## LISTING
....

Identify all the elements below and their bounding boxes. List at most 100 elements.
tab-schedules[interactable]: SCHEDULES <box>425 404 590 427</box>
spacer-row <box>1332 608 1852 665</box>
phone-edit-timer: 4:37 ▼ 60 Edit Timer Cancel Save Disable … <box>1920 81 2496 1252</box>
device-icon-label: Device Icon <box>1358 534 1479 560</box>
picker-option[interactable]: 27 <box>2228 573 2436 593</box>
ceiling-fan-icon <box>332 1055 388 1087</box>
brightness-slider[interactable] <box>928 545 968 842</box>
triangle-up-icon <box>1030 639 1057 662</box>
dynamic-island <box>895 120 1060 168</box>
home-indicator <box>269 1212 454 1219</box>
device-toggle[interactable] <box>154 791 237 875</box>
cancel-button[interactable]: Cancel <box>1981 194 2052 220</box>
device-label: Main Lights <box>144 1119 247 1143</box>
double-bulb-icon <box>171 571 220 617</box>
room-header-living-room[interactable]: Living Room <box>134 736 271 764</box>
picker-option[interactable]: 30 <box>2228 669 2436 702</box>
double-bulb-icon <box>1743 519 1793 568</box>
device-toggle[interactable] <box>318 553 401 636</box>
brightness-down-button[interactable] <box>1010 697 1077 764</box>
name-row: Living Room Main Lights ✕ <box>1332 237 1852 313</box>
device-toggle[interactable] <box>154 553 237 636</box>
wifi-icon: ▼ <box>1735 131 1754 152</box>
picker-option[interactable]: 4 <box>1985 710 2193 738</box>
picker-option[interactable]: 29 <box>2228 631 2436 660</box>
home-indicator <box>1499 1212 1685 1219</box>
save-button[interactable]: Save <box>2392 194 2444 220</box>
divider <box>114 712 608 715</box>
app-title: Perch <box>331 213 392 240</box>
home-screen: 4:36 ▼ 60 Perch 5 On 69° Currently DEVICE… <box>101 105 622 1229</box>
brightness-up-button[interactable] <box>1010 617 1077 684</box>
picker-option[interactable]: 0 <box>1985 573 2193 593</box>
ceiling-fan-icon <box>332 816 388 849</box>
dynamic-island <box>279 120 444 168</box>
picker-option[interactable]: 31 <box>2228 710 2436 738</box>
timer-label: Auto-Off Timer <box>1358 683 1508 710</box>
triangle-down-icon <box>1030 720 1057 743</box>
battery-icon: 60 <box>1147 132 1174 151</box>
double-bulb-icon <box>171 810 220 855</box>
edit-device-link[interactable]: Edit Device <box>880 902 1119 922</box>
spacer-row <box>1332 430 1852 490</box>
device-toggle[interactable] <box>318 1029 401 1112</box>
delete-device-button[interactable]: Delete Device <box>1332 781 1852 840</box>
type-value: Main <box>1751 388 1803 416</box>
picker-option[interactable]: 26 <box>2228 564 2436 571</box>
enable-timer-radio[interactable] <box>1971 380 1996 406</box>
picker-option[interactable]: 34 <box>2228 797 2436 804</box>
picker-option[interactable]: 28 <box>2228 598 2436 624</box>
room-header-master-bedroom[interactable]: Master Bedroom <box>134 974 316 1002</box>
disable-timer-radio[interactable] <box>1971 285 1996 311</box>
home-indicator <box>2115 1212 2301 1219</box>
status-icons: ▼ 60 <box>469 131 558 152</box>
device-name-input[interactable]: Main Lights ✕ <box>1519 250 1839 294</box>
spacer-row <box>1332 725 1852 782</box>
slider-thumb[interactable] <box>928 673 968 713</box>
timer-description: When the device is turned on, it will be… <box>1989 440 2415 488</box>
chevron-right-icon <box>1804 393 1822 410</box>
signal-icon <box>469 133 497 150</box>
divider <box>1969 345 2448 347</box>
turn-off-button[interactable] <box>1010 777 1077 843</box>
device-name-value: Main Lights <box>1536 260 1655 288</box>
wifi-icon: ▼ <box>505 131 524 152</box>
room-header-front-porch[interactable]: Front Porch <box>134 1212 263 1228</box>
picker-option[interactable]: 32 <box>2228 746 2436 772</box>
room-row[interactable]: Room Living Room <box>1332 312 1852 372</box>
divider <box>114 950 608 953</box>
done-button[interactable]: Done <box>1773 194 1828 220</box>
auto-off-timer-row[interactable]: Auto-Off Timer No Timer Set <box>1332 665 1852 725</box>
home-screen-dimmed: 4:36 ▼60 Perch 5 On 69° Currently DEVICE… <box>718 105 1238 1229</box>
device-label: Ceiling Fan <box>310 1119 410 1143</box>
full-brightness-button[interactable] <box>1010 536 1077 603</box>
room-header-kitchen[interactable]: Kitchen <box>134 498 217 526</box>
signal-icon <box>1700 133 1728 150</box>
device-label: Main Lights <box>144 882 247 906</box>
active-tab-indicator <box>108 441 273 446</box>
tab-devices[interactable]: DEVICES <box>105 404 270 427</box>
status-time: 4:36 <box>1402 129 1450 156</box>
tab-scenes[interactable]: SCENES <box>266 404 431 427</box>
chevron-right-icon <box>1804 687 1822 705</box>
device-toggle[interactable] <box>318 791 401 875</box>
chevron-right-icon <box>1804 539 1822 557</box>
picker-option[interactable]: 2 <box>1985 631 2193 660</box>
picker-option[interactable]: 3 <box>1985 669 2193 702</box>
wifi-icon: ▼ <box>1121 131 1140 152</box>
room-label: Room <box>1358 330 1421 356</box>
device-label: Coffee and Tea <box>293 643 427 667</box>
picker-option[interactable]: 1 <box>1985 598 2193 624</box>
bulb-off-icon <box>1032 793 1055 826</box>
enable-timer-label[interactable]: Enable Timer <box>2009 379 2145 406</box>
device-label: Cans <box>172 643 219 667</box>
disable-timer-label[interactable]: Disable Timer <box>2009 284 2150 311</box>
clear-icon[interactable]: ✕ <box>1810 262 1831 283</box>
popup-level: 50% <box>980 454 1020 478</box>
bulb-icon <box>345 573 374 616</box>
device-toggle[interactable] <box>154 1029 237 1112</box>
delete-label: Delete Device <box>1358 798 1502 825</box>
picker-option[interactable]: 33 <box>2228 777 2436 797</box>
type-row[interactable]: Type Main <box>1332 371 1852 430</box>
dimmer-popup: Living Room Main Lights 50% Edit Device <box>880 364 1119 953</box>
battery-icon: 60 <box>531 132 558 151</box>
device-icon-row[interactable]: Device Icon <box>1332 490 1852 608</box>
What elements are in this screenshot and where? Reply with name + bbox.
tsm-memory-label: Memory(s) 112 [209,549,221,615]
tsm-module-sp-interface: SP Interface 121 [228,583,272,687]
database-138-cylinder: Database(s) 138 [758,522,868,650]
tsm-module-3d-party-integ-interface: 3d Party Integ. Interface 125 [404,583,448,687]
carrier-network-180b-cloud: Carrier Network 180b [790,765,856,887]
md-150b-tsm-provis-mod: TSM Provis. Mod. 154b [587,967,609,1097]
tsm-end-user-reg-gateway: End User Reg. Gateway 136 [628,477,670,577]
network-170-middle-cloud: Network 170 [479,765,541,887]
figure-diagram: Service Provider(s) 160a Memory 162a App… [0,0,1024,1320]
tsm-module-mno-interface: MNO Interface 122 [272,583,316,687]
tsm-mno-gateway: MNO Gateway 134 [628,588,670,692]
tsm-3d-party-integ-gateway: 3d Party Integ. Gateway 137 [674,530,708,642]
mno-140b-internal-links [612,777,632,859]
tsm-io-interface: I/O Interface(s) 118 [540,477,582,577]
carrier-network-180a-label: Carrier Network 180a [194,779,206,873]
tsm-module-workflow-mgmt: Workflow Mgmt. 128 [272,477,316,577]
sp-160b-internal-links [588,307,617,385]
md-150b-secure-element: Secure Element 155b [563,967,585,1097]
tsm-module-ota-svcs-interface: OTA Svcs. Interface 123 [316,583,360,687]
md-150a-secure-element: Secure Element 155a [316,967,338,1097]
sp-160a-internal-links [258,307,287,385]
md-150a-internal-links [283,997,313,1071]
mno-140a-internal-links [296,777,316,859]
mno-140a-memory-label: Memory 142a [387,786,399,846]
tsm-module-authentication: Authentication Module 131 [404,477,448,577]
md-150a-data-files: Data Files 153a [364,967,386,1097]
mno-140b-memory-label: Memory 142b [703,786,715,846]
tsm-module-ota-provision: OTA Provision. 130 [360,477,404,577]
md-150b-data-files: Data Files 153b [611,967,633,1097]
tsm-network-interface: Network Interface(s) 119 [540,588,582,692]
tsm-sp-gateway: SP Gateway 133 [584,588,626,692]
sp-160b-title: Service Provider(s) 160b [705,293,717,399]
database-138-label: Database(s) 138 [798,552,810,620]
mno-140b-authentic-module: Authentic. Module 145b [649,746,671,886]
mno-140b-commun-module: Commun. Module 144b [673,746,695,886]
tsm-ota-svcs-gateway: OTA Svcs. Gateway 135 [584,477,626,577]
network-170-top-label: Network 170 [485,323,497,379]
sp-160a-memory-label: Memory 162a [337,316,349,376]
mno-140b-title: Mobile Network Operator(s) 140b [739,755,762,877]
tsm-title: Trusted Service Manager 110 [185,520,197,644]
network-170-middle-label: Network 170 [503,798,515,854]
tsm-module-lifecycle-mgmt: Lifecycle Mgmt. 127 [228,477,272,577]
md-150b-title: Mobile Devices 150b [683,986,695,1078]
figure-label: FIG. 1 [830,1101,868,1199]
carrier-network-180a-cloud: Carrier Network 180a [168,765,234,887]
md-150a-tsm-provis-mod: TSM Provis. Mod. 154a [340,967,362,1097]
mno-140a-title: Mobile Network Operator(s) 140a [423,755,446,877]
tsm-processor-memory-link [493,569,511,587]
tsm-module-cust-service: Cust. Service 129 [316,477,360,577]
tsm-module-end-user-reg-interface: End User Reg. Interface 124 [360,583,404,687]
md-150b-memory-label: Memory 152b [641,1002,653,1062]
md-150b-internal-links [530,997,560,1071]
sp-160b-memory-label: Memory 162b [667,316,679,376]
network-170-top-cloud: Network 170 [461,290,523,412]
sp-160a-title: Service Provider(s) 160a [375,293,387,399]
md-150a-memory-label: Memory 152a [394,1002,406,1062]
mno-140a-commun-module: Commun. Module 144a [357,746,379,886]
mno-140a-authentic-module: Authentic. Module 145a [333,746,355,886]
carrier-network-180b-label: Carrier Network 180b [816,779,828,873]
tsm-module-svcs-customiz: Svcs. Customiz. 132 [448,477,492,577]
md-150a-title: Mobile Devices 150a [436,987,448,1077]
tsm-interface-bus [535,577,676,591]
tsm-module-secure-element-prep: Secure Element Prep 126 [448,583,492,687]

....

## EXERCISE DESCRIPTION
Copy everything from the start of the material down to the line containing "cancel-button[interactable]: Cancel <box>1981", swapping "home-indicator" for "gesture-bar" and leaving everything else unchanged.

## RESULT FOR THIS TASK
Identify all the elements below and their bounding boxes. List at most 100 elements.
tab-schedules[interactable]: SCHEDULES <box>425 404 590 427</box>
spacer-row <box>1332 608 1852 665</box>
phone-edit-timer: 4:37 ▼ 60 Edit Timer Cancel Save Disable … <box>1920 81 2496 1252</box>
device-icon-label: Device Icon <box>1358 534 1479 560</box>
picker-option[interactable]: 27 <box>2228 573 2436 593</box>
ceiling-fan-icon <box>332 1055 388 1087</box>
brightness-slider[interactable] <box>928 545 968 842</box>
triangle-up-icon <box>1030 639 1057 662</box>
dynamic-island <box>895 120 1060 168</box>
gesture-bar <box>269 1212 454 1219</box>
device-toggle[interactable] <box>154 791 237 875</box>
cancel-button[interactable]: Cancel <box>1981 194 2052 220</box>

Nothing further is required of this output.